§ Records for this task
================

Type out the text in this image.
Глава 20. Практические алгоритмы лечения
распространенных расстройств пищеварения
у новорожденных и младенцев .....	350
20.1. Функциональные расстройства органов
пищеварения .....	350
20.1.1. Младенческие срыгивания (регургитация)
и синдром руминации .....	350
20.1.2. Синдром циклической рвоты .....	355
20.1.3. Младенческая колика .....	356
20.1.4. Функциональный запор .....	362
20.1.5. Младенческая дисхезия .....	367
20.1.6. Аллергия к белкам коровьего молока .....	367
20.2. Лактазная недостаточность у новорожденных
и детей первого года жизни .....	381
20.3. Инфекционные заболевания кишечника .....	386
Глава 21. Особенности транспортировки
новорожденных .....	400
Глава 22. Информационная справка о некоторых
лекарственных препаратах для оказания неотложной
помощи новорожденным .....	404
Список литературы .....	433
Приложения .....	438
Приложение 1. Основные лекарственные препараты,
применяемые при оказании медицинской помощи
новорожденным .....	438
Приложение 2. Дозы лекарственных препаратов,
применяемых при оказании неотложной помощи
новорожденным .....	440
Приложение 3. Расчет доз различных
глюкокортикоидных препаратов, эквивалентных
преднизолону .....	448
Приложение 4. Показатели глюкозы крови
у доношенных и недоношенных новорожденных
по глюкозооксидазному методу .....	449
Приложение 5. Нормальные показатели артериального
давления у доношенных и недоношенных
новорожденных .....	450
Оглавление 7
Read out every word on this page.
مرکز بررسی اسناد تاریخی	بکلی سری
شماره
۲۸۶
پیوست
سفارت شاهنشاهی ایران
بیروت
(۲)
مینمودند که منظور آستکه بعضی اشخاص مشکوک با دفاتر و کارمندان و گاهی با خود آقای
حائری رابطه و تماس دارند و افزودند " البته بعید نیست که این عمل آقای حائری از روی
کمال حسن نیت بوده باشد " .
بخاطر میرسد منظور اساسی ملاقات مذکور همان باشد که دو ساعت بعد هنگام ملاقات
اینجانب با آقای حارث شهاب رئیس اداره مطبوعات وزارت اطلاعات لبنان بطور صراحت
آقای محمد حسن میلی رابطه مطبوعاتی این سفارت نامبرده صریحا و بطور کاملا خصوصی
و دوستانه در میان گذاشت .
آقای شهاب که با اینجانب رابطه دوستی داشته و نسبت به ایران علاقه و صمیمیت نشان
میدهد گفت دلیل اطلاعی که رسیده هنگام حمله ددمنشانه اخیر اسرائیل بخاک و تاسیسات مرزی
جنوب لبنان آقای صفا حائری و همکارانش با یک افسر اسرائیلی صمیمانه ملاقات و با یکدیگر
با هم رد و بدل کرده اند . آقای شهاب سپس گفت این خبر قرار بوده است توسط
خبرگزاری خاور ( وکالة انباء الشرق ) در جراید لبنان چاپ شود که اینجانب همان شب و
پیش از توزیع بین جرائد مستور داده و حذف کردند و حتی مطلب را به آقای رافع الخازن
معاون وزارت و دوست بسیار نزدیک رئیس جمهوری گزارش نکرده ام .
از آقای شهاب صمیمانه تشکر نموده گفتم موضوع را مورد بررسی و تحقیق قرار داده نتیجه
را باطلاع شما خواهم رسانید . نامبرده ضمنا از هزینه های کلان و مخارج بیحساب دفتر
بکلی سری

================

§ Goal of the exercise
Please repeat the listing exactly, with nothing left out.

§ The answer
Type out the text in this image.
Глава 20. Практические алгоритмы лечения
распространенных расстройств пищеварения
у новорожденных и младенцев .....	350
20.1. Функциональные расстройства органов
пищеварения .....	350
20.1.1. Младенческие срыгивания (регургитация)
и синдром руминации .....	350
20.1.2. Синдром циклической рвоты .....	355
20.1.3. Младенческая колика .....	356
20.1.4. Функциональный запор .....	362
20.1.5. Младенческая дисхезия .....	367
20.1.6. Аллергия к белкам коровьего молока .....	367
20.2. Лактазная недостаточность у новорожденных
и детей первого года жизни .....	381
20.3. Инфекционные заболевания кишечника .....	386
Глава 21. Особенности транспортировки
новорожденных .....	400
Глава 22. Информационная справка о некоторых
лекарственных препаратах для оказания неотложной
помощи новорожденным .....	404
Список литературы .....	433
Приложения .....	438
Приложение 1. Основные лекарственные препараты,
применяемые при оказании медицинской помощи
новорожденным .....	438
Приложение 2. Дозы лекарственных препаратов,
применяемых при оказании неотложной помощи
новорожденным .....	440
Приложение 3. Расчет доз различных
глюкокортикоидных препаратов, эквивалентных
преднизолону .....	448
Приложение 4. Показатели глюкозы крови
у доношенных и недоношенных новорожденных
по глюкозооксидазному методу .....	449
Приложение 5. Нормальные показатели артериального
давления у доношенных и недоношенных
новорожденных .....	450
Оглавление 7
Read out every word on this page.
مرکز بررسی اسناد تاریخی	بکلی سری
شماره
۲۸۶
پیوست
سفارت شاهنشاهی ایران
بیروت
(۲)
مینمودند که منظور آستکه بعضی اشخاص مشکوک با دفاتر و کارمندان و گاهی با خود آقای
حائری رابطه و تماس دارند و افزودند " البته بعید نیست که این عمل آقای حائری از روی
کمال حسن نیت بوده باشد " .
بخاطر میرسد منظور اساسی ملاقات مذکور همان باشد که دو ساعت بعد هنگام ملاقات
اینجانب با آقای حارث شهاب رئیس اداره مطبوعات وزارت اطلاعات لبنان بطور صراحت
آقای محمد حسن میلی رابطه مطبوعاتی این سفارت نامبرده صریحا و بطور کاملا خصوصی
و دوستانه در میان گذاشت .
آقای شهاب که با اینجانب رابطه دوستی داشته و نسبت به ایران علاقه و صمیمیت نشان
میدهد گفت دلیل اطلاعی که رسیده هنگام حمله ددمنشانه اخیر اسرائیل بخاک و تاسیسات مرزی
جنوب لبنان آقای صفا حائری و همکارانش با یک افسر اسرائیلی صمیمانه ملاقات و با یکدیگر
با هم رد و بدل کرده اند . آقای شهاب سپس گفت این خبر قرار بوده است توسط
خبرگزاری خاور ( وکالة انباء الشرق ) در جراید لبنان چاپ شود که اینجانب همان شب و
پیش از توزیع بین جرائد مستور داده و حذف کردند و حتی مطلب را به آقای رافع الخازن
معاون وزارت و دوست بسیار نزدیک رئیس جمهوری گزارش نکرده ام .
از آقای شهاب صمیمانه تشکر نموده گفتم موضوع را مورد بررسی و تحقیق قرار داده نتیجه
را باطلاع شما خواهم رسانید . نامبرده ضمنا از هزینه های کلان و مخارج بیحساب دفتر
بکلی سری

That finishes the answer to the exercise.